» **What this task involves**
Look through the data for the string "있습니다". Copy every line where it is found.
☆ ☆ ☆
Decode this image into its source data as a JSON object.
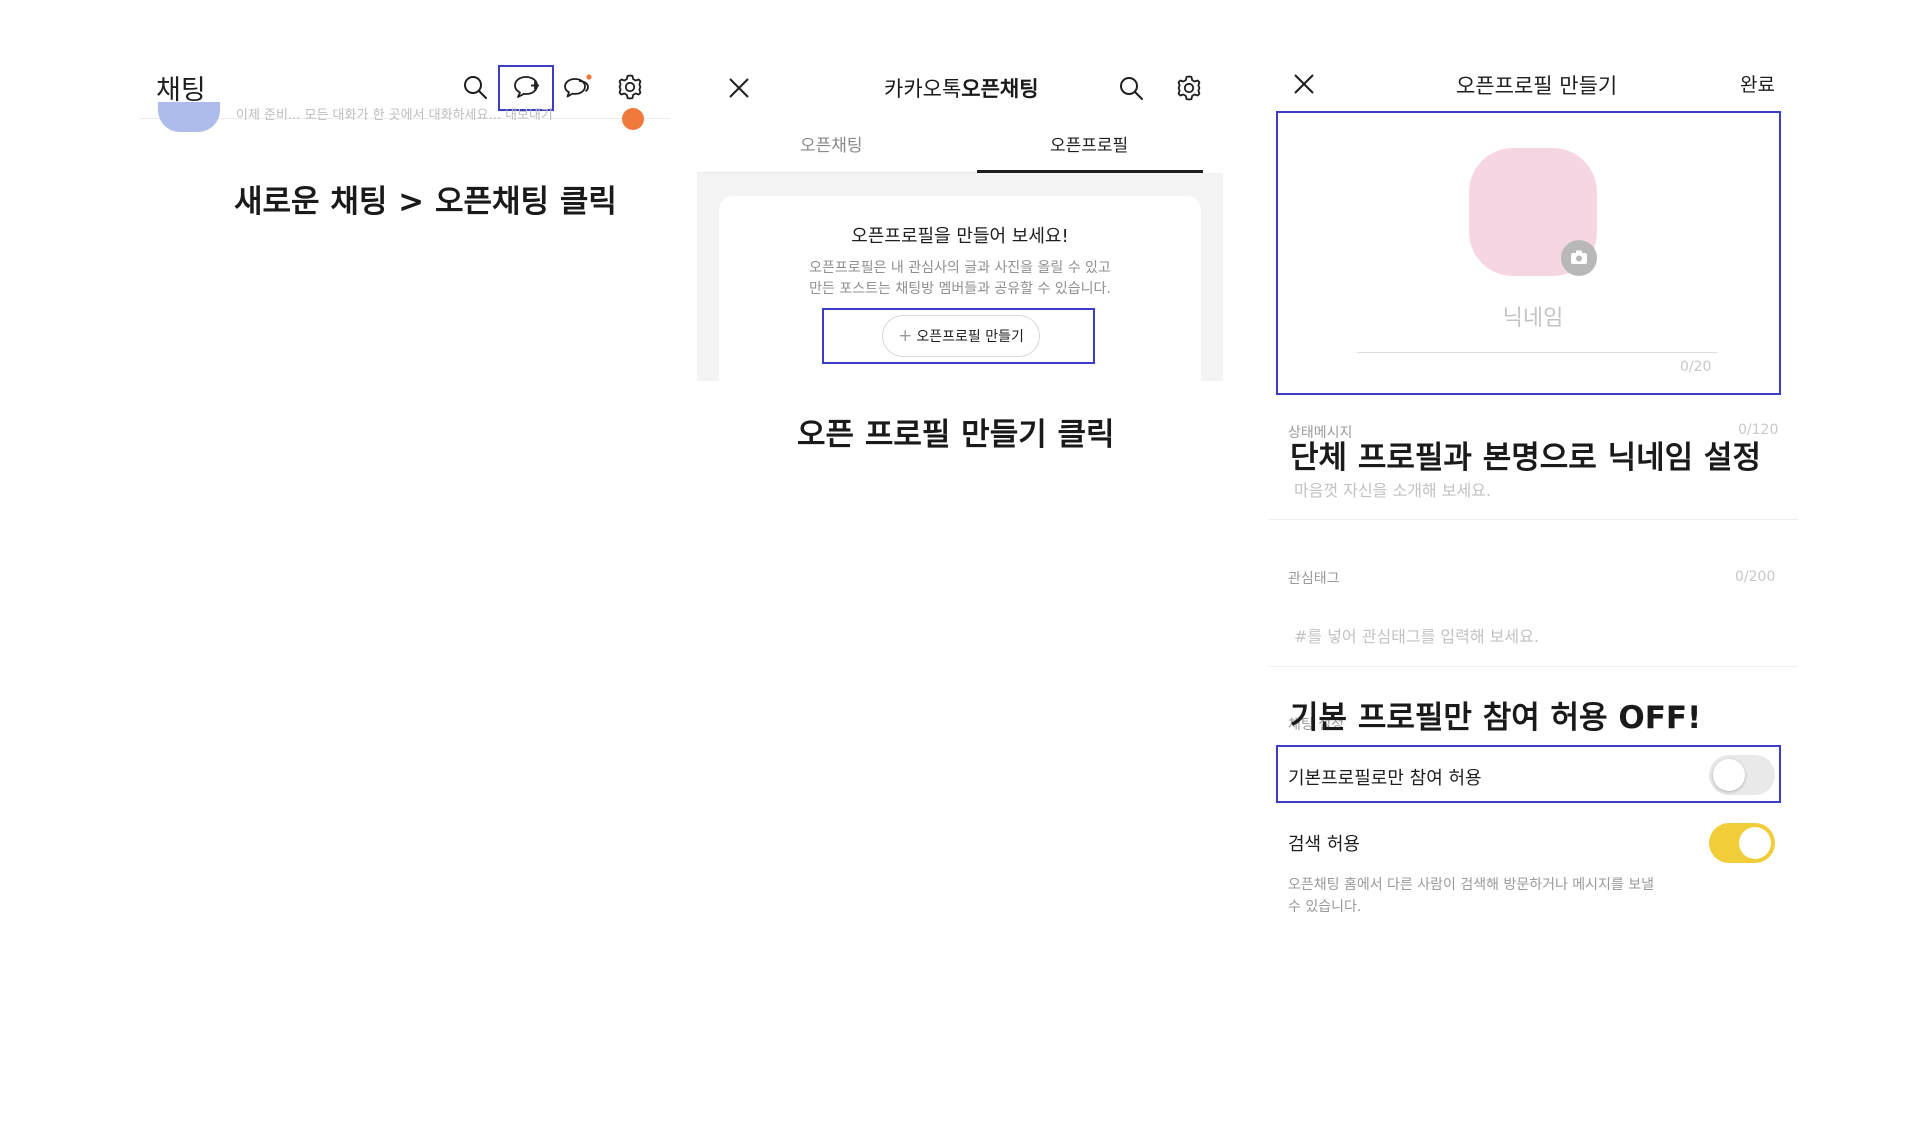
{
  "panel1": {
    "header_title": "채팅",
    "preview_text": "이제 준비... 모든 대화가 한 곳에서 대화하세요... 내보내기",
    "caption": "새로운 채팅 > 오픈채팅 클릭",
    "icons": [
      "search-icon",
      "new-chat-icon",
      "open-chat-icon",
      "gear-icon"
    ]
  },
  "panel2": {
    "title_plain": "카카오톡",
    "title_bold": "오픈채팅",
    "tabs": [
      {
        "label": "오픈채팅",
        "active": false
      },
      {
        "label": "오픈프로필",
        "active": true
      }
    ],
    "card_title": "오픈프로필을 만들어 보세요!",
    "card_desc_line1": "오픈프로필은 내 관심사의 글과 사진을 올릴 수 있고",
    "card_desc_line2": "만든 포스트는 채팅방 멤버들과 공유할 수 있습니다.",
    "create_button_icon": "+",
    "create_button_label": "오픈프로필 만들기",
    "caption": "오픈 프로필 만들기 클릭",
    "icons": [
      "close-icon",
      "search-icon",
      "gear-icon"
    ]
  },
  "panel3": {
    "title": "오픈프로필 만들기",
    "done_label": "완료",
    "nickname_placeholder": "닉네임",
    "nickname_count": "0/20",
    "status_label": "상태메시지",
    "status_count": "0/120",
    "status_placeholder": "마음껏 자신을 소개해 보세요.",
    "caption_nickname": "단체 프로필과 본명으로 닉네임 설정",
    "tags_label": "관심태그",
    "tags_count": "0/200",
    "tags_placeholder": "#를 넣어 관심태그를 입력해 보세요.",
    "chat_settings_label": "채팅 설정",
    "caption_toggle": "기본 프로필만 참여 허용 OFF!",
    "toggle1_label": "기본프로필로만 참여 허용",
    "toggle1_on": false,
    "toggle2_label": "검색 허용",
    "toggle2_on": true,
    "search_desc_line1": "오픈채팅 홈에서 다른 사람이 검색해 방문하거나 메시지를 보낼",
    "search_desc_line2": "수 있습니다.",
    "icons": [
      "close-icon",
      "camera-icon"
    ]
  },
  "colors": {
    "highlight_box": "#3b3dc4",
    "toggle_on": "#f2cd3a",
    "avatar_pink": "#f7d6e3",
    "notification_dot": "#f07a3c"
  }
}
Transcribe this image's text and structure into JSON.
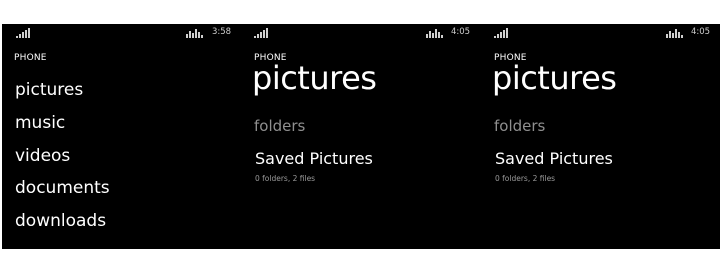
{
  "colors": {
    "background": "#000000",
    "text": "#ffffff",
    "muted": "#8f8f8f",
    "page": "#ffffff"
  },
  "panel1": {
    "status": {
      "time": "3:58",
      "icons": [
        "signal-icon",
        "wifi-icon"
      ]
    },
    "location": "PHONE",
    "items": [
      {
        "label": "pictures"
      },
      {
        "label": "music"
      },
      {
        "label": "videos"
      },
      {
        "label": "documents"
      },
      {
        "label": "downloads"
      }
    ]
  },
  "panel2": {
    "status": {
      "time": "4:05",
      "icons": [
        "signal-icon",
        "wifi-icon"
      ]
    },
    "location": "PHONE",
    "title": "pictures",
    "section": "folders",
    "folder": {
      "name": "Saved Pictures",
      "meta": "0 folders, 2 files"
    }
  },
  "panel3": {
    "status": {
      "time": "4:05",
      "icons": [
        "signal-icon",
        "wifi-icon"
      ]
    },
    "location": "PHONE",
    "title": "pictures",
    "section": "folders",
    "folder": {
      "name": "Saved Pictures",
      "meta": "0 folders, 2 files"
    }
  }
}
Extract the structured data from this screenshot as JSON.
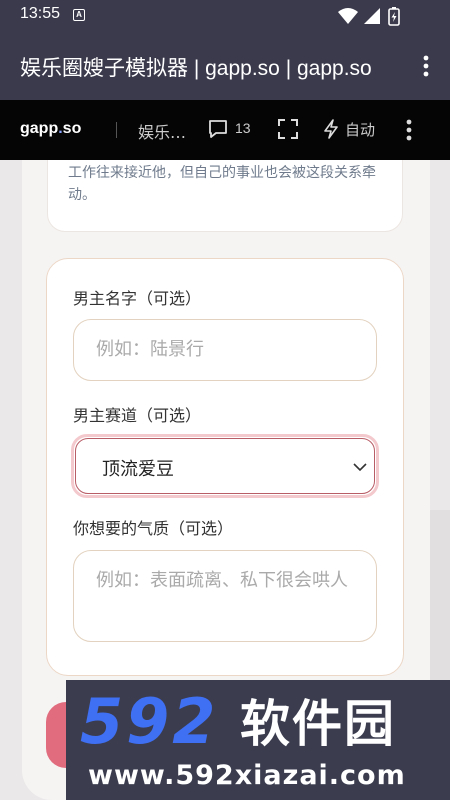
{
  "status_bar": {
    "time": "13:55",
    "notification_icon": "A"
  },
  "app_bar": {
    "title": "娱乐圈嫂子模拟器 | gapp.so | gapp.so"
  },
  "site_nav": {
    "logo_left": "gapp",
    "logo_dot": ".",
    "logo_right": "so",
    "page_title": "娱乐…",
    "comment_count": "13",
    "auto_label": "自动"
  },
  "top_card": {
    "text": "工作往来接近他，但自己的事业也会被这段关系牵动。"
  },
  "form": {
    "male_name_label": "男主名字（可选）",
    "male_name_placeholder": "例如：陆景行",
    "track_label": "男主赛道（可选）",
    "track_value": "顶流爱豆",
    "temperament_label": "你想要的气质（可选）",
    "temperament_placeholder": "例如：表面疏离、私下很会哄人"
  },
  "watermark": {
    "logo": "592",
    "brand": "软件园",
    "url": "www.592xiazai.com"
  },
  "colors": {
    "system_bar": "#3a3a4c",
    "nav_bg": "#050505",
    "accent_pink": "#e06c7e",
    "watermark_blue": "#3f6ff2"
  }
}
☆ ☆ ☆
» **Written solution**
    "card_desc_line2": "만든 포스트는 채팅방 멤버들과 공유할 수 있습니다.",
    "search_desc_line2": "수 있습니다.",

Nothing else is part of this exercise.